Report how many lines of the records below include the word "TradingView". Give nothing but the number.

(Stored items)
Start

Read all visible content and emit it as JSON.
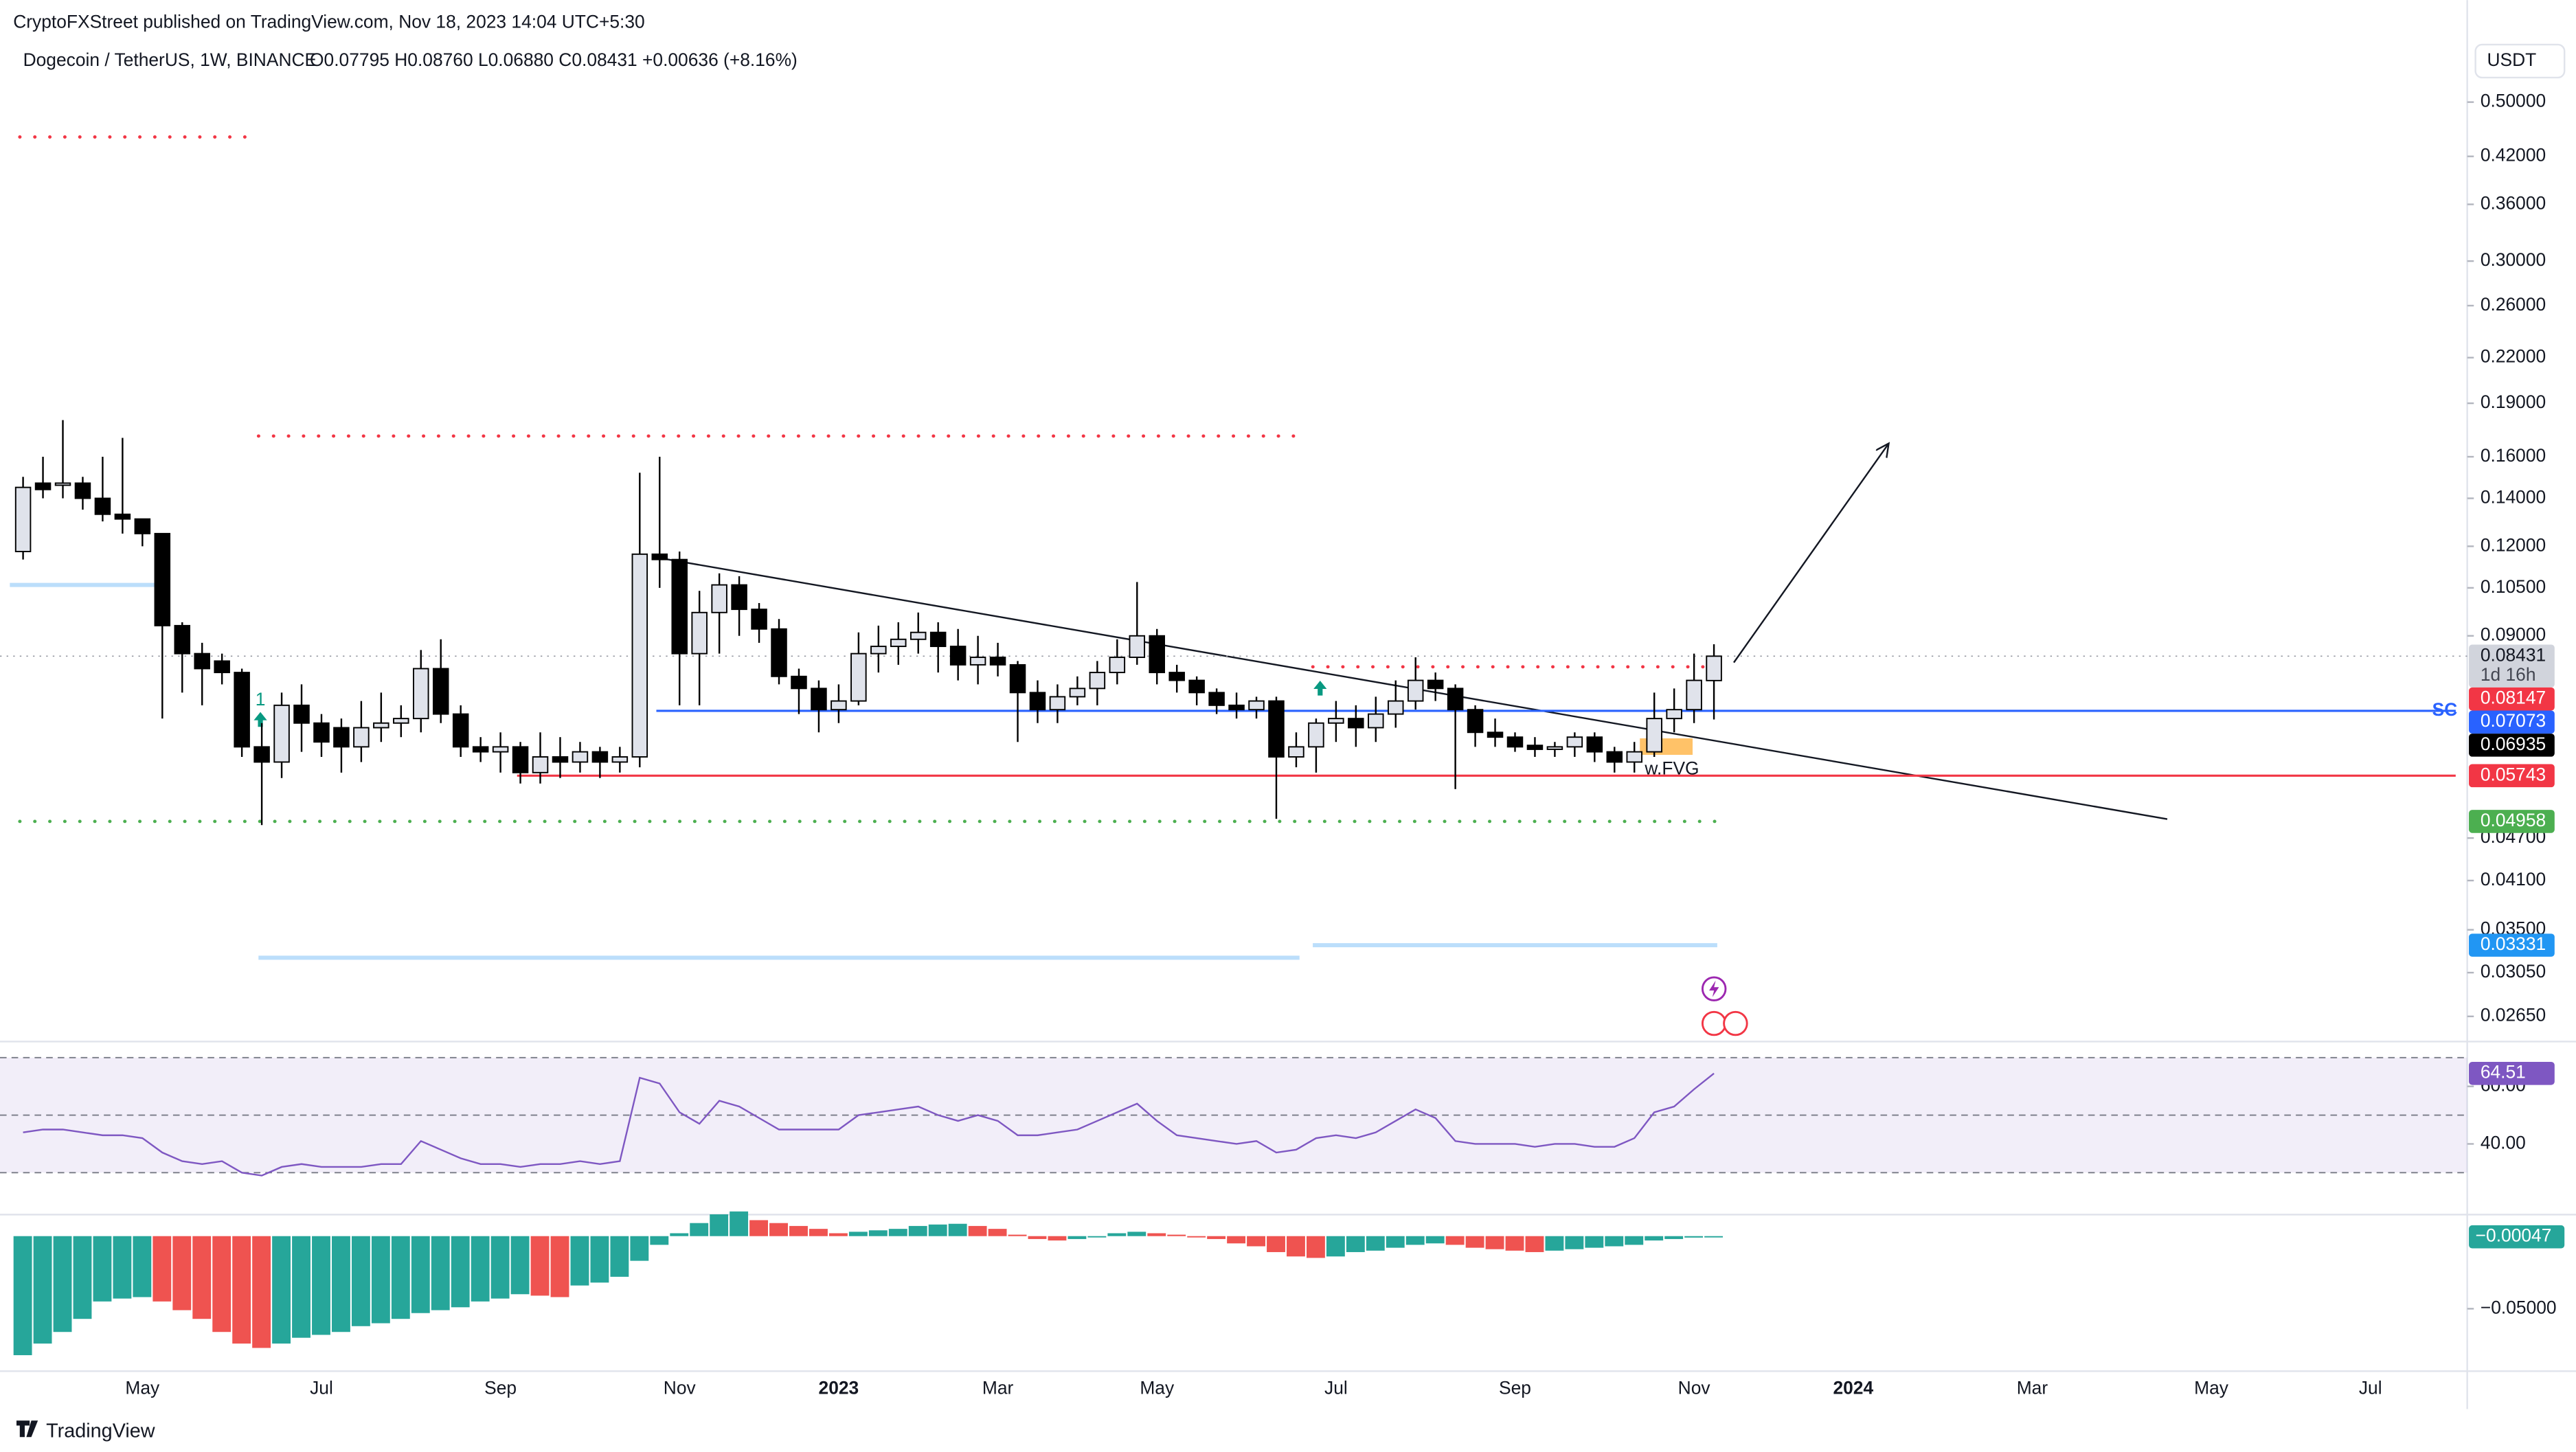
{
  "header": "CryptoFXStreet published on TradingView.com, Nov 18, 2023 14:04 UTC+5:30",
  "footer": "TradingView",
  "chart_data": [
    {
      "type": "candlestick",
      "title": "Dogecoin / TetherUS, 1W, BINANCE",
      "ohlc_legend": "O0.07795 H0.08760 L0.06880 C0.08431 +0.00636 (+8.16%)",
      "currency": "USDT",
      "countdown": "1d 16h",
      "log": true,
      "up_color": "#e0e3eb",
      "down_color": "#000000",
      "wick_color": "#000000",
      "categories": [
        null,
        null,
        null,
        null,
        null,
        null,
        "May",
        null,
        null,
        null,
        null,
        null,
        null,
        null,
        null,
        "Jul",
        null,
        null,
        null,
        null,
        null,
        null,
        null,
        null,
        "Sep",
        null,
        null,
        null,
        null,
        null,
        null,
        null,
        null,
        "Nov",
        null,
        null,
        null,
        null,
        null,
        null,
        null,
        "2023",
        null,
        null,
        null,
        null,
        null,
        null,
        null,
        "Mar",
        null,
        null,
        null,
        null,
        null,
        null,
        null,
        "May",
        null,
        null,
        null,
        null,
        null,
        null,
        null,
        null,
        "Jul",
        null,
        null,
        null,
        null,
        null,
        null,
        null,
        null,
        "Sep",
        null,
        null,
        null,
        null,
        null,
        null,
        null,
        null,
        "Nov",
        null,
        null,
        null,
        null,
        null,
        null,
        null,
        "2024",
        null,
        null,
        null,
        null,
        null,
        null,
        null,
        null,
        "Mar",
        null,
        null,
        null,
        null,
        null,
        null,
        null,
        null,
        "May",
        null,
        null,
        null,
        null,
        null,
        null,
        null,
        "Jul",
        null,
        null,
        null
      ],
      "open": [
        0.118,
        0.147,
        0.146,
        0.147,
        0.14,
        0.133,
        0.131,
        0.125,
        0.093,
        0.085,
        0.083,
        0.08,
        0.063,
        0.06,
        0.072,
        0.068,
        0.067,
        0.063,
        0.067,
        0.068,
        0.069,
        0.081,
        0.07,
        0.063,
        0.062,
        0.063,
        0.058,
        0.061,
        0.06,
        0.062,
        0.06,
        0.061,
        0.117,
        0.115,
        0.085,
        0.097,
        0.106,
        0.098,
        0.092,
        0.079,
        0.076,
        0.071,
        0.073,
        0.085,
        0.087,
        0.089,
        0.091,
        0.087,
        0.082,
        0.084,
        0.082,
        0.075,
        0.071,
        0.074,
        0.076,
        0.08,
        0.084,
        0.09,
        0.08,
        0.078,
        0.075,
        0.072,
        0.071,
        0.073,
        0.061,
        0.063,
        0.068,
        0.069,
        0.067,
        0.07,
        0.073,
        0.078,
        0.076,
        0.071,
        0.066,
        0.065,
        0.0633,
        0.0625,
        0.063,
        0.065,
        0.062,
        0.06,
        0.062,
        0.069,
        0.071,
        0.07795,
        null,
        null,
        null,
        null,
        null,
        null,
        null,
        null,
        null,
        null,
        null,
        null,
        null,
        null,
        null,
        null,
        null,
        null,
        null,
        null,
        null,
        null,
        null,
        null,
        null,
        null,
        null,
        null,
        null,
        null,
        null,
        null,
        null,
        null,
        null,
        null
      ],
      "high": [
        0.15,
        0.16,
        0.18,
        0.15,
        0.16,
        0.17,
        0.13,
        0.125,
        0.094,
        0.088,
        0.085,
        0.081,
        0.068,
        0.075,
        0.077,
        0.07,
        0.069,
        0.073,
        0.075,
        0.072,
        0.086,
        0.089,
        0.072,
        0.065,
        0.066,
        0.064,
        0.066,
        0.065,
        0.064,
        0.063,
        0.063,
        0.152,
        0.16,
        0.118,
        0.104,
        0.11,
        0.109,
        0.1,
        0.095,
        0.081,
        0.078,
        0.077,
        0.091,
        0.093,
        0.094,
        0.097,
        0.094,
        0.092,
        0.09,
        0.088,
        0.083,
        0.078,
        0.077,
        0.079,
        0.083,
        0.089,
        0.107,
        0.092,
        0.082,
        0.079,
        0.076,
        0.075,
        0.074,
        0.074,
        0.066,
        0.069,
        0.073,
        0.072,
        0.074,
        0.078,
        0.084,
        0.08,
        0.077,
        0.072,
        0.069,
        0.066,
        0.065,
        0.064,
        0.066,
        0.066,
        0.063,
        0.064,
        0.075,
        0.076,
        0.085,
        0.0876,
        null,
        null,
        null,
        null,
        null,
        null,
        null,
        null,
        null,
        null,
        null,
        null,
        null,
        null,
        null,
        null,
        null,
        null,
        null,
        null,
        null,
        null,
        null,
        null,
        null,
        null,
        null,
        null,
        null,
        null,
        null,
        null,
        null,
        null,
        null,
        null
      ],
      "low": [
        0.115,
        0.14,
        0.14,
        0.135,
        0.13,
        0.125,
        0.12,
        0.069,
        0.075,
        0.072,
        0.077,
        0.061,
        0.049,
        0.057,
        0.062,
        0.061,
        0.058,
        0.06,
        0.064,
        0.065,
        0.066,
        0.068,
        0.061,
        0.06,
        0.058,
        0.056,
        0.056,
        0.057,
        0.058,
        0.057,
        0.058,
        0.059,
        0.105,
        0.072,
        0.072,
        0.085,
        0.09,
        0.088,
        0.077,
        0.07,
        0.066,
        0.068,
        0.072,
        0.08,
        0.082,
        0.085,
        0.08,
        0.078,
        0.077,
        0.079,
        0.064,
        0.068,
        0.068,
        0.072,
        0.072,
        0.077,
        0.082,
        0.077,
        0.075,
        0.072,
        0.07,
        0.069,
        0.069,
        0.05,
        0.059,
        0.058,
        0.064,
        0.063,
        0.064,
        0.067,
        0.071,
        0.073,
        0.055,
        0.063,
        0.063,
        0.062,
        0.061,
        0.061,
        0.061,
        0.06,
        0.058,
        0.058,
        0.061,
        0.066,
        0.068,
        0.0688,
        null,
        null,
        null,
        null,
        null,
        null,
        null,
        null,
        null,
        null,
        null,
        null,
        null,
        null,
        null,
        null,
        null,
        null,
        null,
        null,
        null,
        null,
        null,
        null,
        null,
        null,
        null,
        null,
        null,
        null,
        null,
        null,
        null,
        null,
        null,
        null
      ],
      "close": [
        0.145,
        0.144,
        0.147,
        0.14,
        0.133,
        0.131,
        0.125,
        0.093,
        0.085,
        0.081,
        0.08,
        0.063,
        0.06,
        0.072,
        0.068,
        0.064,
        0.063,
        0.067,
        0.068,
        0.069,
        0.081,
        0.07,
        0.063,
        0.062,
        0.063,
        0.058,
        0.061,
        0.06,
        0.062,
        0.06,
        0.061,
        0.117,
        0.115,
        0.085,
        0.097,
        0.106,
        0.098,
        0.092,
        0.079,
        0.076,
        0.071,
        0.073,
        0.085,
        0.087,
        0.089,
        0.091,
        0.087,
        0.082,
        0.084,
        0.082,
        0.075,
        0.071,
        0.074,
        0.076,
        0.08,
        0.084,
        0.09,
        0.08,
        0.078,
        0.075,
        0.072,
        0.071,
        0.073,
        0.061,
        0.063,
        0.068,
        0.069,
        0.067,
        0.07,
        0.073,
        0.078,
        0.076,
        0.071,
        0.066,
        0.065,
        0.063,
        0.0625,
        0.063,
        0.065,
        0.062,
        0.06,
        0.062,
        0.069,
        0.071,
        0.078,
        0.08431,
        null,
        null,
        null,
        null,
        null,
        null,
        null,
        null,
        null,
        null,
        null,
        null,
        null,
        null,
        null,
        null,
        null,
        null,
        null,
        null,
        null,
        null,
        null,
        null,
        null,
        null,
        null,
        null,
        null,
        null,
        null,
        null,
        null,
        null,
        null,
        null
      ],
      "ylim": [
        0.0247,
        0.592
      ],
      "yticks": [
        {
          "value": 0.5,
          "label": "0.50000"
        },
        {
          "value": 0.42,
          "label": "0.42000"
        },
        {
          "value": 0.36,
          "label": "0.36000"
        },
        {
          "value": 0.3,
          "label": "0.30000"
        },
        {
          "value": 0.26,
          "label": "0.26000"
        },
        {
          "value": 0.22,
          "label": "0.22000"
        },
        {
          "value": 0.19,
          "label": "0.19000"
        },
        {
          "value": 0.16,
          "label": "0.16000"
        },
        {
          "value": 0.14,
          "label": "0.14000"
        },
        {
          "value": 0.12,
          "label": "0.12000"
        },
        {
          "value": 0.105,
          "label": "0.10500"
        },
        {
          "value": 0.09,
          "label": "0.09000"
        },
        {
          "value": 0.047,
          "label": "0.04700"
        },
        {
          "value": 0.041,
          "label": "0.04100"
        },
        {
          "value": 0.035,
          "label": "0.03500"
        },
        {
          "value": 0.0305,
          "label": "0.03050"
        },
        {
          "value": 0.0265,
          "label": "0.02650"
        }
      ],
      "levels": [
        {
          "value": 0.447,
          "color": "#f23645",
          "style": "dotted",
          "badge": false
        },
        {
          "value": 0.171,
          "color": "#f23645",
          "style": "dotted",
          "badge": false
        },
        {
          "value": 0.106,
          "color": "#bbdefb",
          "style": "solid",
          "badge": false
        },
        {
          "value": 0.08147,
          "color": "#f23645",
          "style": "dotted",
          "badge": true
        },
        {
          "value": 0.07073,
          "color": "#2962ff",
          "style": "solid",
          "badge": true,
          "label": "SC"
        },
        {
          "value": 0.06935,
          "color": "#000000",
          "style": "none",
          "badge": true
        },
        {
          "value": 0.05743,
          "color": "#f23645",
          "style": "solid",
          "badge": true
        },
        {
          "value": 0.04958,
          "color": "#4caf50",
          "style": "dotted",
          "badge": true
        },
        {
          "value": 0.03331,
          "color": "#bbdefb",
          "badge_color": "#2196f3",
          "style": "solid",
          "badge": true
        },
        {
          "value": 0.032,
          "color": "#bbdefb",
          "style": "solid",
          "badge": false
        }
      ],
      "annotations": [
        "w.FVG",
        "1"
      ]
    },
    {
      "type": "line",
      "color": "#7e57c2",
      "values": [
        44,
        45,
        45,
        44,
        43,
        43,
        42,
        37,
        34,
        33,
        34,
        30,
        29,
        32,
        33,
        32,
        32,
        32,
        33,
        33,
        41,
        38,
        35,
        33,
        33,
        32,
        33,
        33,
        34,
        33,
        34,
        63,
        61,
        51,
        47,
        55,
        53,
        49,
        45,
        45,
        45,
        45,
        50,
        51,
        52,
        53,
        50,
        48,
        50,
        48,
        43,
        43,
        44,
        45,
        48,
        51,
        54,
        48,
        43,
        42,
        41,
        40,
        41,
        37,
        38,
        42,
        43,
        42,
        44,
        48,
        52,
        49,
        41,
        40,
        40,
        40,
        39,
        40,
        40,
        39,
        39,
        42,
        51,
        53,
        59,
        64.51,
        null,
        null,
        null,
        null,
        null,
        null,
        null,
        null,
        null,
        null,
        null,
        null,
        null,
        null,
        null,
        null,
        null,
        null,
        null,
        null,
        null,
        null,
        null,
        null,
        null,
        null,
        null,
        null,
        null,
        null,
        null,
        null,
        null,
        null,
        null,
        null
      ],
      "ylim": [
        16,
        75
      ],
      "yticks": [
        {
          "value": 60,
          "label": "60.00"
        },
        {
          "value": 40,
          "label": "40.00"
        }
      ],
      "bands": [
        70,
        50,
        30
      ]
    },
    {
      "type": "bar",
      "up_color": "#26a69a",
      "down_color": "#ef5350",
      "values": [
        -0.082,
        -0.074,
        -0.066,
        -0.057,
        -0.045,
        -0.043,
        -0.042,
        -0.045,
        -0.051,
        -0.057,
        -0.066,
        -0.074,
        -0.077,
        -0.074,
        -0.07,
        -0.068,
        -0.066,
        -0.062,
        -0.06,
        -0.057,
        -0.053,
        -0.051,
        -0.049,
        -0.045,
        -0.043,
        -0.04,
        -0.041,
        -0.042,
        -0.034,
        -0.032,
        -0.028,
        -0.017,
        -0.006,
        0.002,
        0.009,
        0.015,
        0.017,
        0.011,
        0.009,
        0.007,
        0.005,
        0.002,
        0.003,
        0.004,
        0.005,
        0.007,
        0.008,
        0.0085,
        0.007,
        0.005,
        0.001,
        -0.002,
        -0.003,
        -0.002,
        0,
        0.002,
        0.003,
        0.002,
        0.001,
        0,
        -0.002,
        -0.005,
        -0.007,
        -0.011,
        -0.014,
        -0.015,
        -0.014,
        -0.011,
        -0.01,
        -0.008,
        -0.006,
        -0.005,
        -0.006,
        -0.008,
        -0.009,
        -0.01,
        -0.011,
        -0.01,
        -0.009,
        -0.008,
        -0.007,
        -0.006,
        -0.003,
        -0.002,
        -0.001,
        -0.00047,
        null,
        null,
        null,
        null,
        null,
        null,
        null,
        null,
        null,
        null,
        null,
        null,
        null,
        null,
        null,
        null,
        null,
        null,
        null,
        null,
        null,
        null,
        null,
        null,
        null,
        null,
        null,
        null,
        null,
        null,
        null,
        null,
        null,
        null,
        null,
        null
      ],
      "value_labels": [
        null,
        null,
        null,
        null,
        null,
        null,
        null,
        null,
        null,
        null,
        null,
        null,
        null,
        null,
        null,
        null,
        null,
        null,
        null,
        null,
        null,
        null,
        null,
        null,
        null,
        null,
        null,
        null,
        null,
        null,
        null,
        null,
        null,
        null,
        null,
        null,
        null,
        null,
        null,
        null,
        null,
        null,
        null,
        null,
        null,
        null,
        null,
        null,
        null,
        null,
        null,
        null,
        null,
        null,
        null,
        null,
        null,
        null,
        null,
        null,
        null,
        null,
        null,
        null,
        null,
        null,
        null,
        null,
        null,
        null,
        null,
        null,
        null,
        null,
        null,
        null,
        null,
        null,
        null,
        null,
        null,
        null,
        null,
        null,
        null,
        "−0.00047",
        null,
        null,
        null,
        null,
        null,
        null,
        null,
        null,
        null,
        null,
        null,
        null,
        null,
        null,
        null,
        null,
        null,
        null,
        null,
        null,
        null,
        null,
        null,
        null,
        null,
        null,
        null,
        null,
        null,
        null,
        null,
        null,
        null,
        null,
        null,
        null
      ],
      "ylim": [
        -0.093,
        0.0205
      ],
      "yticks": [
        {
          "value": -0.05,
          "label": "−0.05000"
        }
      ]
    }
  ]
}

End

COMPLETE RESPONSE
2